▸ **EXCERPTED RECORDS**

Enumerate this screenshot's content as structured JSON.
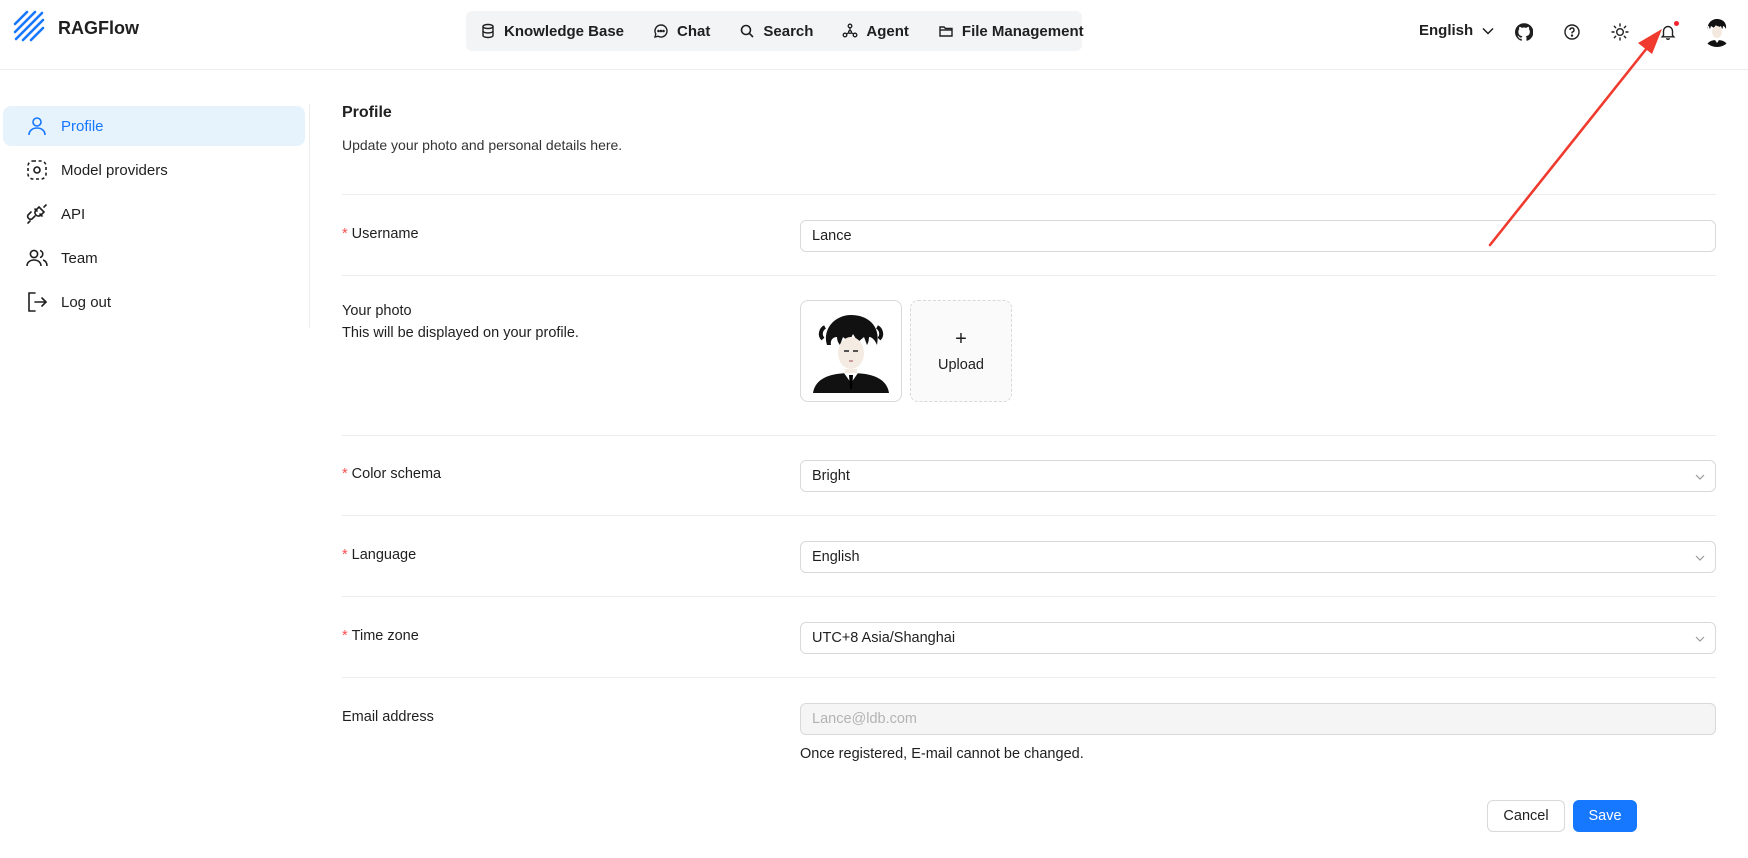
{
  "brand": {
    "name": "RAGFlow",
    "logo_icon": "ragflow-logo"
  },
  "nav": {
    "items": [
      {
        "label": "Knowledge Base",
        "icon": "database-icon"
      },
      {
        "label": "Chat",
        "icon": "chat-bubble-icon"
      },
      {
        "label": "Search",
        "icon": "search-icon"
      },
      {
        "label": "Agent",
        "icon": "agent-graph-icon"
      },
      {
        "label": "File Management",
        "icon": "folder-icon"
      }
    ]
  },
  "header_right": {
    "language": "English",
    "icons": [
      "github-icon",
      "help-icon",
      "sun-icon",
      "bell-icon"
    ],
    "notification_dot_color": "#f5222d"
  },
  "sidebar": {
    "items": [
      {
        "label": "Profile",
        "icon": "user-icon",
        "active": true
      },
      {
        "label": "Model providers",
        "icon": "model-providers-icon"
      },
      {
        "label": "API",
        "icon": "plug-icon"
      },
      {
        "label": "Team",
        "icon": "team-icon"
      },
      {
        "label": "Log out",
        "icon": "logout-icon"
      }
    ]
  },
  "profile": {
    "title": "Profile",
    "subtitle": "Update your photo and personal details here.",
    "required_marker": "*",
    "username": {
      "label": "Username",
      "value": "Lance"
    },
    "photo": {
      "label": "Your photo",
      "description": "This will be displayed on your profile.",
      "upload_plus": "+",
      "upload_label": "Upload"
    },
    "color_schema": {
      "label": "Color schema",
      "value": "Bright"
    },
    "language": {
      "label": "Language",
      "value": "English"
    },
    "timezone": {
      "label": "Time zone",
      "value": "UTC+8 Asia/Shanghai"
    },
    "email": {
      "label": "Email address",
      "placeholder": "Lance@ldb.com",
      "hint": "Once registered, E-mail cannot be changed."
    },
    "cancel_label": "Cancel",
    "save_label": "Save"
  },
  "colors": {
    "accent": "#1677ff",
    "active_bg": "#e6f3fd",
    "required": "#ff4d4f",
    "annotation_arrow": "#f03a2e"
  }
}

▸ **PROBLEM STATEMENT**
Copy out each line word for word, please, skipping the images.

▸ **RESULT BELOW**
Enumerate this screenshot's content as structured JSON.
{
  "brand": {
    "name": "RAGFlow",
    "logo_icon": "ragflow-logo"
  },
  "nav": {
    "items": [
      {
        "label": "Knowledge Base",
        "icon": "database-icon"
      },
      {
        "label": "Chat",
        "icon": "chat-bubble-icon"
      },
      {
        "label": "Search",
        "icon": "search-icon"
      },
      {
        "label": "Agent",
        "icon": "agent-graph-icon"
      },
      {
        "label": "File Management",
        "icon": "folder-icon"
      }
    ]
  },
  "header_right": {
    "language": "English",
    "icons": [
      "github-icon",
      "help-icon",
      "sun-icon",
      "bell-icon"
    ],
    "notification_dot_color": "#f5222d"
  },
  "sidebar": {
    "items": [
      {
        "label": "Profile",
        "icon": "user-icon",
        "active": true
      },
      {
        "label": "Model providers",
        "icon": "model-providers-icon"
      },
      {
        "label": "API",
        "icon": "plug-icon"
      },
      {
        "label": "Team",
        "icon": "team-icon"
      },
      {
        "label": "Log out",
        "icon": "logout-icon"
      }
    ]
  },
  "profile": {
    "title": "Profile",
    "subtitle": "Update your photo and personal details here.",
    "required_marker": "*",
    "username": {
      "label": "Username",
      "value": "Lance"
    },
    "photo": {
      "label": "Your photo",
      "description": "This will be displayed on your profile.",
      "upload_plus": "+",
      "upload_label": "Upload"
    },
    "color_schema": {
      "label": "Color schema",
      "value": "Bright"
    },
    "language": {
      "label": "Language",
      "value": "English"
    },
    "timezone": {
      "label": "Time zone",
      "value": "UTC+8 Asia/Shanghai"
    },
    "email": {
      "label": "Email address",
      "placeholder": "Lance@ldb.com",
      "hint": "Once registered, E-mail cannot be changed."
    },
    "cancel_label": "Cancel",
    "save_label": "Save"
  },
  "colors": {
    "accent": "#1677ff",
    "active_bg": "#e6f3fd",
    "required": "#ff4d4f",
    "annotation_arrow": "#f03a2e"
  }
}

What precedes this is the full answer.